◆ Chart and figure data
________

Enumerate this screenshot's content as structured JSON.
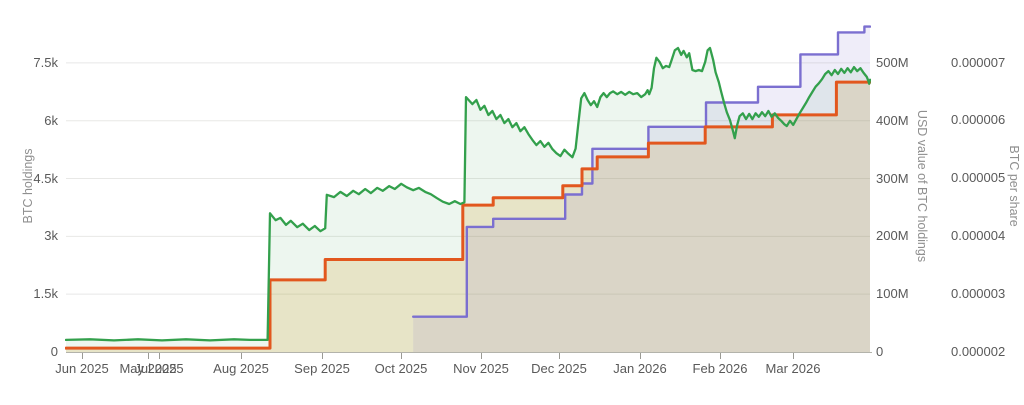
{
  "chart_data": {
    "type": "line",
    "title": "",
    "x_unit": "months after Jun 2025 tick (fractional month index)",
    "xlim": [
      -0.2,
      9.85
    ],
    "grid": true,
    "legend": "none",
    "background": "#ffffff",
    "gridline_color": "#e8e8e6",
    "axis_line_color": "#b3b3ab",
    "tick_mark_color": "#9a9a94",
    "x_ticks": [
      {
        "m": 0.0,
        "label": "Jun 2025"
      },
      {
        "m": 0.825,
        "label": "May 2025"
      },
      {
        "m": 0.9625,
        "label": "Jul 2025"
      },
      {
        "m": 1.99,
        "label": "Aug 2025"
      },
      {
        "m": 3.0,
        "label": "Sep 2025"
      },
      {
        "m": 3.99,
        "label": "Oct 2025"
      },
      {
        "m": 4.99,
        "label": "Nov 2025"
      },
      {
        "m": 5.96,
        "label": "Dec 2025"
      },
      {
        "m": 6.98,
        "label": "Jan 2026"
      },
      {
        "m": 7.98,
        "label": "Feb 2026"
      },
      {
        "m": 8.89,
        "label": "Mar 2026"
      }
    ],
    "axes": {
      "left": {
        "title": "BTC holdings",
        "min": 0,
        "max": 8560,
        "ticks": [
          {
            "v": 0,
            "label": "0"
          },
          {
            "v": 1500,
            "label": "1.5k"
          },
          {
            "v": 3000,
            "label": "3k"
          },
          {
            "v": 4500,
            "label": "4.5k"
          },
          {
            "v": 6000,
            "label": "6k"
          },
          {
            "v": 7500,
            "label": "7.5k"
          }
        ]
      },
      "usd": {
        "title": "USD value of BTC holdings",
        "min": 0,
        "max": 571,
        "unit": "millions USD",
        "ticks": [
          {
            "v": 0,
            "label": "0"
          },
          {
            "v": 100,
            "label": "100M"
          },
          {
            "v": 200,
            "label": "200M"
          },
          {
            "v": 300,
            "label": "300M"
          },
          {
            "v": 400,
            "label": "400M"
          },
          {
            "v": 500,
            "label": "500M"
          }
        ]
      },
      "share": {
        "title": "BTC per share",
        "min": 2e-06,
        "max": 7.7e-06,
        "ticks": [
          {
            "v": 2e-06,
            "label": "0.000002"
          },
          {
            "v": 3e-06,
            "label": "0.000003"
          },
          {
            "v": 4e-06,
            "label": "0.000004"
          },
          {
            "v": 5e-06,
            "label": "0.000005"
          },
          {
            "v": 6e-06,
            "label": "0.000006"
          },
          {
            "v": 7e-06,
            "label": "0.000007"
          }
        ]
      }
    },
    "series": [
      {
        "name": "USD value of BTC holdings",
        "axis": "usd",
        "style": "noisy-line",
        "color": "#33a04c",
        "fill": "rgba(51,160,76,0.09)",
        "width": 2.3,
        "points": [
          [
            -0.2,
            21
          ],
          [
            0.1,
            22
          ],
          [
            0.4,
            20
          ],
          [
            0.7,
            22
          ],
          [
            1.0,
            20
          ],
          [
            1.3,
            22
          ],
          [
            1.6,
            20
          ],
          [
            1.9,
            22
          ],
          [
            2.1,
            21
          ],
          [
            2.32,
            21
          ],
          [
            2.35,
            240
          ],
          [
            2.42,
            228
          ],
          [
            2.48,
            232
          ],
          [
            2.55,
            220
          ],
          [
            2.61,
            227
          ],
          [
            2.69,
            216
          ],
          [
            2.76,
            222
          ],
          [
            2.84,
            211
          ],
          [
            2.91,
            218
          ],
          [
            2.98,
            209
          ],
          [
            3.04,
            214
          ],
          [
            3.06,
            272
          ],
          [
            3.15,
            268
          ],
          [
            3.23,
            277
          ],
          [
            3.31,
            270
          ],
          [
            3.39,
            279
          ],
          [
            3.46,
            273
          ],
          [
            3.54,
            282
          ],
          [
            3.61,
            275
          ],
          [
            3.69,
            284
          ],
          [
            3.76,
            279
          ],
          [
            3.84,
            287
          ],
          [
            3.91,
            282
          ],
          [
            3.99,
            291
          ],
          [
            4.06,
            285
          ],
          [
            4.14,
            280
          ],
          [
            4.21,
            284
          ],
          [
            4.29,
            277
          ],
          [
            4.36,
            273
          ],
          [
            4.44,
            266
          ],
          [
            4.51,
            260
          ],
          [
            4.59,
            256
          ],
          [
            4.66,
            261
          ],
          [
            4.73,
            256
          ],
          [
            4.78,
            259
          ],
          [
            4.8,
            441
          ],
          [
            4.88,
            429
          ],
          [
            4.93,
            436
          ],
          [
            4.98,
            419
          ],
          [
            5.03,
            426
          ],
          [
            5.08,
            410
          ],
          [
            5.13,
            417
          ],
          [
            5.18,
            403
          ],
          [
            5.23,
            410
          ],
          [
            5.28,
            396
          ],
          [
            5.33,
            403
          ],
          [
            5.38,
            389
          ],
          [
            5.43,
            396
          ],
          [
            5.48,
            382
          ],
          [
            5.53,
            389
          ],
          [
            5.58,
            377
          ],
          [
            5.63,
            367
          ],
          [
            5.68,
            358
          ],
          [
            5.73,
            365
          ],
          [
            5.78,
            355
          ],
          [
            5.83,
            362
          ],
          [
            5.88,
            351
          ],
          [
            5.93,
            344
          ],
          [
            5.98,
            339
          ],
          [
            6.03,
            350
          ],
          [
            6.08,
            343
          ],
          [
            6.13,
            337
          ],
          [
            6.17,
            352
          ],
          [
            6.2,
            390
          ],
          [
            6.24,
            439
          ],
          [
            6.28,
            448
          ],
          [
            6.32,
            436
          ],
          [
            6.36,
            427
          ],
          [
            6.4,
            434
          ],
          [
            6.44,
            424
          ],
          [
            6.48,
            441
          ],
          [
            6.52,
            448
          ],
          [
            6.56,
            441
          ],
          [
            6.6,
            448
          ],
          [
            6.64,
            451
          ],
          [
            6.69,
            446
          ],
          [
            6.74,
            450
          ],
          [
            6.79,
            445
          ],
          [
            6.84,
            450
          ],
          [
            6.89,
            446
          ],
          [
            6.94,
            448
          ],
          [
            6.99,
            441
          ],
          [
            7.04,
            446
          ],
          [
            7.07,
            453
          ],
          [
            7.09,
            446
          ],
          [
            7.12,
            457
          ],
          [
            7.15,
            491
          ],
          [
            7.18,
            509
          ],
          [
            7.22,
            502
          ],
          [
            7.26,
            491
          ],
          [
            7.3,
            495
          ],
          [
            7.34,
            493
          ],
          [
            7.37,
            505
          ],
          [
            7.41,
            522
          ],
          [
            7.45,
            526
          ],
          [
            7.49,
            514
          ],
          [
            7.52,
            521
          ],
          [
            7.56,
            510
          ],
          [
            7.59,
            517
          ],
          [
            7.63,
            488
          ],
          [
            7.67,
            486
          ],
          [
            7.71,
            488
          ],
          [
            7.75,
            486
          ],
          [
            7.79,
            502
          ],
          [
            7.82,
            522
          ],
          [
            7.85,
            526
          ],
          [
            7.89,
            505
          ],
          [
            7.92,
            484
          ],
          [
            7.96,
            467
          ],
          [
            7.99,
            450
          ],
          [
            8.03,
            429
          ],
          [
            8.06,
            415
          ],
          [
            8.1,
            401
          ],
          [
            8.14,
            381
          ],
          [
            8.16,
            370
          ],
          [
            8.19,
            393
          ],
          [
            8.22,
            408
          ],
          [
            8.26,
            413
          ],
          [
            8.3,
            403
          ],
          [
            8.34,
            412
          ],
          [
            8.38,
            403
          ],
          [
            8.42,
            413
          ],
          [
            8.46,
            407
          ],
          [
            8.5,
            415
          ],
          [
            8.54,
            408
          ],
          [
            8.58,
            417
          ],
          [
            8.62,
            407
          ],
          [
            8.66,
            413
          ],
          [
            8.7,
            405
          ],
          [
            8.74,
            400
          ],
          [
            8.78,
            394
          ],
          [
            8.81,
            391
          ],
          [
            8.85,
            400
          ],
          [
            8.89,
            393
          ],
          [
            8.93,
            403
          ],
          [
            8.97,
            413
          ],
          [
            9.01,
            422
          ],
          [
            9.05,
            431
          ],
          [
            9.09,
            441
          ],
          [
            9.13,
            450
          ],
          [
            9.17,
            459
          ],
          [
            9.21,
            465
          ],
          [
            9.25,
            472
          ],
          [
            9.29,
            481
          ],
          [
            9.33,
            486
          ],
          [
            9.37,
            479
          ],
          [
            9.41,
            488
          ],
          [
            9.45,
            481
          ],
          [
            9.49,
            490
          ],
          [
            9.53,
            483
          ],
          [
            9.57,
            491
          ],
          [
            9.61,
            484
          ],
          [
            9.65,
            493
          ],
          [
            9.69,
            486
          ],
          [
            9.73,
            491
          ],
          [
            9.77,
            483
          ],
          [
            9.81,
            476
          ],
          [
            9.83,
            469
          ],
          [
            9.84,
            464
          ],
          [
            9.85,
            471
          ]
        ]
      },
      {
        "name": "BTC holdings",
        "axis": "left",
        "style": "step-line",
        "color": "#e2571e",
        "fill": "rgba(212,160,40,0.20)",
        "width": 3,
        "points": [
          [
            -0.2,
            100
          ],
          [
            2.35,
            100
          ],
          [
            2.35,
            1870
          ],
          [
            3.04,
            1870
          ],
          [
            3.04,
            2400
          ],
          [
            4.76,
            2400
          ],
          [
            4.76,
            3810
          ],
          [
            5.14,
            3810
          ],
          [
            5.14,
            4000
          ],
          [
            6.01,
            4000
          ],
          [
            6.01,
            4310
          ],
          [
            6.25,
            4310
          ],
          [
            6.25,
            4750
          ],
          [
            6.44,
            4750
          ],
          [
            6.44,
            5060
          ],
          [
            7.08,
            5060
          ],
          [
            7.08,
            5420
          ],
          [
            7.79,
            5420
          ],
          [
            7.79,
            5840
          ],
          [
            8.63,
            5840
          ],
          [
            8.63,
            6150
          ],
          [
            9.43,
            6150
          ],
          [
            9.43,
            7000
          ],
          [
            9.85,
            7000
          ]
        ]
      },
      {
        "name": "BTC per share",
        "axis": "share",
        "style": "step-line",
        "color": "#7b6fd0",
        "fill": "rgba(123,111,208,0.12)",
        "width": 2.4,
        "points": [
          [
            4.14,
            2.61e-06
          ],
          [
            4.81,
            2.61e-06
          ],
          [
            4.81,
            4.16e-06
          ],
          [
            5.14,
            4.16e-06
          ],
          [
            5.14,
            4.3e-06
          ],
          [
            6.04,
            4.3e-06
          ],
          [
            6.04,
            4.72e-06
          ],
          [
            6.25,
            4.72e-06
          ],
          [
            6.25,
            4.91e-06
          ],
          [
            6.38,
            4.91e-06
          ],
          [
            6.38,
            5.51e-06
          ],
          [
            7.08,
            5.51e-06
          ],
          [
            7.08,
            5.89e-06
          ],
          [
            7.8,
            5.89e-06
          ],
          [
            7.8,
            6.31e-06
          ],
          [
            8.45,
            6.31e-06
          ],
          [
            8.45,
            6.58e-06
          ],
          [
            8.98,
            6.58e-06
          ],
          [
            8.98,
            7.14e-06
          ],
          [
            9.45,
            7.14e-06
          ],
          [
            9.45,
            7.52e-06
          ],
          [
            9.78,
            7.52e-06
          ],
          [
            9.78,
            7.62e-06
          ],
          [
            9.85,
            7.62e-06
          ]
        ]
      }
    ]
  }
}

________

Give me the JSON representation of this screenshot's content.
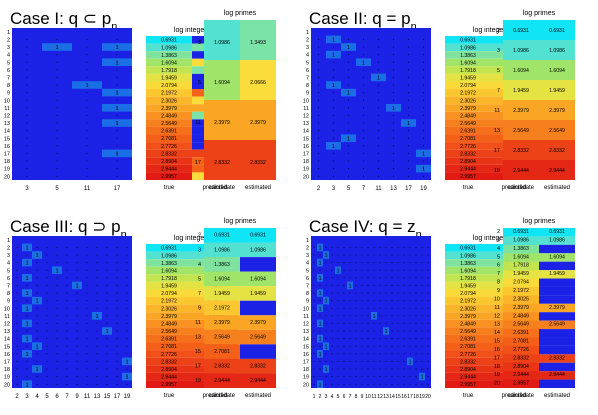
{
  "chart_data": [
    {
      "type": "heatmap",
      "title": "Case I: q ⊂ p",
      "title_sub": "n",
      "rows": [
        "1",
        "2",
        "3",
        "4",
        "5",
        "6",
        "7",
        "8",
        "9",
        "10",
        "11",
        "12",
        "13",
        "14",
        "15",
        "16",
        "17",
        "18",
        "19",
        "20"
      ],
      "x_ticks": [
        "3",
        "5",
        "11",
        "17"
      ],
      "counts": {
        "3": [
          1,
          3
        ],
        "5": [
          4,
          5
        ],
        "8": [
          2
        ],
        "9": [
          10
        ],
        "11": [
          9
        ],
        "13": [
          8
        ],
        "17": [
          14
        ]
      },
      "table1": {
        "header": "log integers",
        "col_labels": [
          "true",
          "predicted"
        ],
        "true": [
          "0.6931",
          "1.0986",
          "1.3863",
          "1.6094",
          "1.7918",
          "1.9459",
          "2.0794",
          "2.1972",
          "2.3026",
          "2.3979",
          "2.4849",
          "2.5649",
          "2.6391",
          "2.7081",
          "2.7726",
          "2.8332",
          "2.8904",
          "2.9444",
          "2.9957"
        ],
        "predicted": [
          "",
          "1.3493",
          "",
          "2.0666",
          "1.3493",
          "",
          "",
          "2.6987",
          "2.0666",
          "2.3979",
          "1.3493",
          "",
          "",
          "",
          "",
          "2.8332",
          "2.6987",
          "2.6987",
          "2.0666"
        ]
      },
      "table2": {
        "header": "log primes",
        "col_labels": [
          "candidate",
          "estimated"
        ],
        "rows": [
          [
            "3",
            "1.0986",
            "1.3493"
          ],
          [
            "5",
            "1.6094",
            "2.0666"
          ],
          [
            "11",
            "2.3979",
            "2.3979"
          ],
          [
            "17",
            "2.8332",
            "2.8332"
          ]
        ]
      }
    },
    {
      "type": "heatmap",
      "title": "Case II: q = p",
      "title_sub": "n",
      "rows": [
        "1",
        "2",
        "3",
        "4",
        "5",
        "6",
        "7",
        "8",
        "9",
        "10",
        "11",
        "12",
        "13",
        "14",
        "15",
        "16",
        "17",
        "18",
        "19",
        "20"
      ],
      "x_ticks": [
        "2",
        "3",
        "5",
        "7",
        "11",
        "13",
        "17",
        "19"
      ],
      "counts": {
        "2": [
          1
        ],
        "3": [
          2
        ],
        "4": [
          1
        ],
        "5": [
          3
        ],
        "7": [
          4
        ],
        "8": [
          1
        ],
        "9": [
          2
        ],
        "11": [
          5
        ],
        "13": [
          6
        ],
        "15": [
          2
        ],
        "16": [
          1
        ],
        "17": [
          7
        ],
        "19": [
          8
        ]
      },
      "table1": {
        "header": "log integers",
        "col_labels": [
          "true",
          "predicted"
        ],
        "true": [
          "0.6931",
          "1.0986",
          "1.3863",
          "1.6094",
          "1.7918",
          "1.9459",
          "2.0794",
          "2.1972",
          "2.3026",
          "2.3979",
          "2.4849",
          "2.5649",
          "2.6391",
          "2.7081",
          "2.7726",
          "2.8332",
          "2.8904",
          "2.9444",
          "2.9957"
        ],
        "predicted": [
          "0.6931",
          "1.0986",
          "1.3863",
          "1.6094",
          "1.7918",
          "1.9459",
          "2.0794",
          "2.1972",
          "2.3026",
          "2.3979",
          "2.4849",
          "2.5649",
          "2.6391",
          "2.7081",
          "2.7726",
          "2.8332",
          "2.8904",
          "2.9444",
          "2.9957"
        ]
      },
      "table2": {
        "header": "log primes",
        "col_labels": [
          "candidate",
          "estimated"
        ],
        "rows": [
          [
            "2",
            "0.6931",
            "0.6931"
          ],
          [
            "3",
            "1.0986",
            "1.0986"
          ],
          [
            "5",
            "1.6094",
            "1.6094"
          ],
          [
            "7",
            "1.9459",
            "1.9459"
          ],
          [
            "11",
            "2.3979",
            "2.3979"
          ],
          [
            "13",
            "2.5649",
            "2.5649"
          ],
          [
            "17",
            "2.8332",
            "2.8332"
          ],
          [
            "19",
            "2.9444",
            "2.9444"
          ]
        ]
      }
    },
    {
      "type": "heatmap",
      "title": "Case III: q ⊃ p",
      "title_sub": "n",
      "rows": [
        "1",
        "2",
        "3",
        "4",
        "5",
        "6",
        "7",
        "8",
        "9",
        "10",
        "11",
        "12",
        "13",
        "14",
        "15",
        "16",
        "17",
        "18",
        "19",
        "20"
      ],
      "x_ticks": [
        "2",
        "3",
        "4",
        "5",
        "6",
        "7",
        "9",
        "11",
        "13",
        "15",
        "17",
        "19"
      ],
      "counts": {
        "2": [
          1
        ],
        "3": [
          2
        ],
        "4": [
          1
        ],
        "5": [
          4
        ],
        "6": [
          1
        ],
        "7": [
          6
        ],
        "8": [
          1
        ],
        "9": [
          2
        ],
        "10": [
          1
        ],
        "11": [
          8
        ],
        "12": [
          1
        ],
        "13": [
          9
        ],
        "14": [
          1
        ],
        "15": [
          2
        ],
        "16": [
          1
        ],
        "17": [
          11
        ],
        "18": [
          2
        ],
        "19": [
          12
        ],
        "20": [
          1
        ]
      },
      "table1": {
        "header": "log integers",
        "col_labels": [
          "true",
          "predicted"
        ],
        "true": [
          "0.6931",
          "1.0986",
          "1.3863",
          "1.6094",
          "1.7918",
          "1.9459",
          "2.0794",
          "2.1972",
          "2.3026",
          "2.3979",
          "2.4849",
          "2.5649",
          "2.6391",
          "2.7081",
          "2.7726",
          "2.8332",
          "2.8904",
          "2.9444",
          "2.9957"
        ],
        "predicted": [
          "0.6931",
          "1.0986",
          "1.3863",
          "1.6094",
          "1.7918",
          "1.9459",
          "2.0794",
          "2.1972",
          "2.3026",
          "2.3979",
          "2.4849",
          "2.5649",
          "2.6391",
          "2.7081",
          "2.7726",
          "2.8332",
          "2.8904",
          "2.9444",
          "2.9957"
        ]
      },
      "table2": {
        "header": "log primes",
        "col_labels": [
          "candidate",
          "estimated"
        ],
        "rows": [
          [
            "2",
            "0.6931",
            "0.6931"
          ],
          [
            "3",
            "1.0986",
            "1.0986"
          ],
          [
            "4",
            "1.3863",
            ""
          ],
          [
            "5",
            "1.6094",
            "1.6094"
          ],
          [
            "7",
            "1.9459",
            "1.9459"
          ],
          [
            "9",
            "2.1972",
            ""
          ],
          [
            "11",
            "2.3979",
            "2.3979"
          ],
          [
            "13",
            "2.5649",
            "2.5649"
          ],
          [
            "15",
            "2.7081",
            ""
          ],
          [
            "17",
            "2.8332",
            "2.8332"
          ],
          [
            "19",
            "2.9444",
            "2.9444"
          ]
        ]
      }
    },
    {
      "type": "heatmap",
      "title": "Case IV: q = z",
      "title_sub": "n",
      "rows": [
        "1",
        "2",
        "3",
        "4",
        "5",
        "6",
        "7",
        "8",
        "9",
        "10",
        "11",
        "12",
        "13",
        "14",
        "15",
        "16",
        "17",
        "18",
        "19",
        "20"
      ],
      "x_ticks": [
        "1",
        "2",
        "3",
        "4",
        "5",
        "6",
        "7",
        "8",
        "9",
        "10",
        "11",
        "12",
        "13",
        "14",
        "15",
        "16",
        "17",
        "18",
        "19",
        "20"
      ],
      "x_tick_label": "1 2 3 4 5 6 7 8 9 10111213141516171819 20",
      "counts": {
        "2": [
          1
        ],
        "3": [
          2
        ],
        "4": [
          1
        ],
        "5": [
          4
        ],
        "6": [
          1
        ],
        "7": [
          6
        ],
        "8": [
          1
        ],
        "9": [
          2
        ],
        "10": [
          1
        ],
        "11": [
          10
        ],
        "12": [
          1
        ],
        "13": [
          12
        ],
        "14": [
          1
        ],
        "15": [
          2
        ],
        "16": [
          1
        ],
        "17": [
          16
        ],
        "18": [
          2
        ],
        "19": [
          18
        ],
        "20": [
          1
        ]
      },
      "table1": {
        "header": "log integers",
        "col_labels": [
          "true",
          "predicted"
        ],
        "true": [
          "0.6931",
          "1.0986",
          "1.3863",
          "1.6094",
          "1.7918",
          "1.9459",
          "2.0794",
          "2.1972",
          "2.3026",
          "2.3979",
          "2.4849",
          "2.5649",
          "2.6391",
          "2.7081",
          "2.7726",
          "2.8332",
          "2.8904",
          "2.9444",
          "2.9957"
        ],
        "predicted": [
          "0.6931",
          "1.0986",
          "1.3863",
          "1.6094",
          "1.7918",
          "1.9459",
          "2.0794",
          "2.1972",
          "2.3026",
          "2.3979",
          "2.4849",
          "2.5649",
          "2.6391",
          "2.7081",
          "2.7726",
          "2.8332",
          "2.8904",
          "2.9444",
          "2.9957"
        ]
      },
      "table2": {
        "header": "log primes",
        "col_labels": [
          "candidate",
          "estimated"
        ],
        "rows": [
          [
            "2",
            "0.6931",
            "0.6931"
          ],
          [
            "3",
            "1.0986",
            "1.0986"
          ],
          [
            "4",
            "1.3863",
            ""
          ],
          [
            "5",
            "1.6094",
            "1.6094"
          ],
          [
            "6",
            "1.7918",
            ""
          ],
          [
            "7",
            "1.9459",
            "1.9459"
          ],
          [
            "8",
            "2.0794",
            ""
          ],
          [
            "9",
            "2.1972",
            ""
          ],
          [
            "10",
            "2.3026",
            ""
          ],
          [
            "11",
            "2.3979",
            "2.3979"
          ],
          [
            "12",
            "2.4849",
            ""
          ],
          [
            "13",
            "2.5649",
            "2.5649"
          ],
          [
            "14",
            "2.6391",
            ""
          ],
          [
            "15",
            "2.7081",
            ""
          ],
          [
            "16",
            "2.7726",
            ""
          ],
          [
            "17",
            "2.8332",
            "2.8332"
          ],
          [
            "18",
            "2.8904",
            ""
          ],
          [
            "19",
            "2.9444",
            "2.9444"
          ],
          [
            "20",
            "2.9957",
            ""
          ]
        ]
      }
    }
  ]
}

________

◆ GIVEN PROBLEM
Find every line in the records above that contains the word "screenshot", and copy each one.

◆ SOLUTION
Enumerate this screenshot's content as structured JSON.
Give me the JSON representation of this screenshot's content.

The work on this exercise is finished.